Dataset entries on figures:
>>>>
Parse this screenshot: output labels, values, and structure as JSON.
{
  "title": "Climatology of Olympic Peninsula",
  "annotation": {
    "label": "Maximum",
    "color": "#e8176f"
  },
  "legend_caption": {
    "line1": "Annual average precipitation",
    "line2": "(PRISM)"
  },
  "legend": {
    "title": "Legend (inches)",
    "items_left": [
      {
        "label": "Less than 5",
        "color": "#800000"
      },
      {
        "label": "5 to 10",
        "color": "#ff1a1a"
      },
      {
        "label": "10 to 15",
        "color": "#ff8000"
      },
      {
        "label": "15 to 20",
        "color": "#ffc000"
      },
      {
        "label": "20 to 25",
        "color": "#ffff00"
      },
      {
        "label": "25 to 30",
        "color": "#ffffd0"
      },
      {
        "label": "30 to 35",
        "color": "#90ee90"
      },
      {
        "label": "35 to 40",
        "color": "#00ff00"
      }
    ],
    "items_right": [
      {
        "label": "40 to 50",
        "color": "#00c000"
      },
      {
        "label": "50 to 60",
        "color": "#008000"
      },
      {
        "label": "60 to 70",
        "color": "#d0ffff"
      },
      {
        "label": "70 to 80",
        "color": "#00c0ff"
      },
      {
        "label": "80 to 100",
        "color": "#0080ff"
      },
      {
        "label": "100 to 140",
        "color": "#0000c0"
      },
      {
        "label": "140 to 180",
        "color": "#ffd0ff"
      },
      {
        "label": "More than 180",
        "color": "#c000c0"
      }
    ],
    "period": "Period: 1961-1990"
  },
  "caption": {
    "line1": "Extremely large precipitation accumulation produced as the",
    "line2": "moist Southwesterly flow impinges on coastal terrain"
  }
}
<<<<
WHAT TO WORK ON: Reproduce all of the data exactly as given.

EXERCISE RESULT:
Parse this screenshot: output labels, values, and structure as JSON.
{
  "title": "Climatology of Olympic Peninsula",
  "annotation": {
    "label": "Maximum",
    "color": "#e8176f"
  },
  "legend_caption": {
    "line1": "Annual average precipitation",
    "line2": "(PRISM)"
  },
  "legend": {
    "title": "Legend (inches)",
    "items_left": [
      {
        "label": "Less than 5",
        "color": "#800000"
      },
      {
        "label": "5 to 10",
        "color": "#ff1a1a"
      },
      {
        "label": "10 to 15",
        "color": "#ff8000"
      },
      {
        "label": "15 to 20",
        "color": "#ffc000"
      },
      {
        "label": "20 to 25",
        "color": "#ffff00"
      },
      {
        "label": "25 to 30",
        "color": "#ffffd0"
      },
      {
        "label": "30 to 35",
        "color": "#90ee90"
      },
      {
        "label": "35 to 40",
        "color": "#00ff00"
      }
    ],
    "items_right": [
      {
        "label": "40 to 50",
        "color": "#00c000"
      },
      {
        "label": "50 to 60",
        "color": "#008000"
      },
      {
        "label": "60 to 70",
        "color": "#d0ffff"
      },
      {
        "label": "70 to 80",
        "color": "#00c0ff"
      },
      {
        "label": "80 to 100",
        "color": "#0080ff"
      },
      {
        "label": "100 to 140",
        "color": "#0000c0"
      },
      {
        "label": "140 to 180",
        "color": "#ffd0ff"
      },
      {
        "label": "More than 180",
        "color": "#c000c0"
      }
    ],
    "period": "Period: 1961-1990"
  },
  "caption": {
    "line1": "Extremely large precipitation accumulation produced as the",
    "line2": "moist Southwesterly flow impinges on coastal terrain"
  }
}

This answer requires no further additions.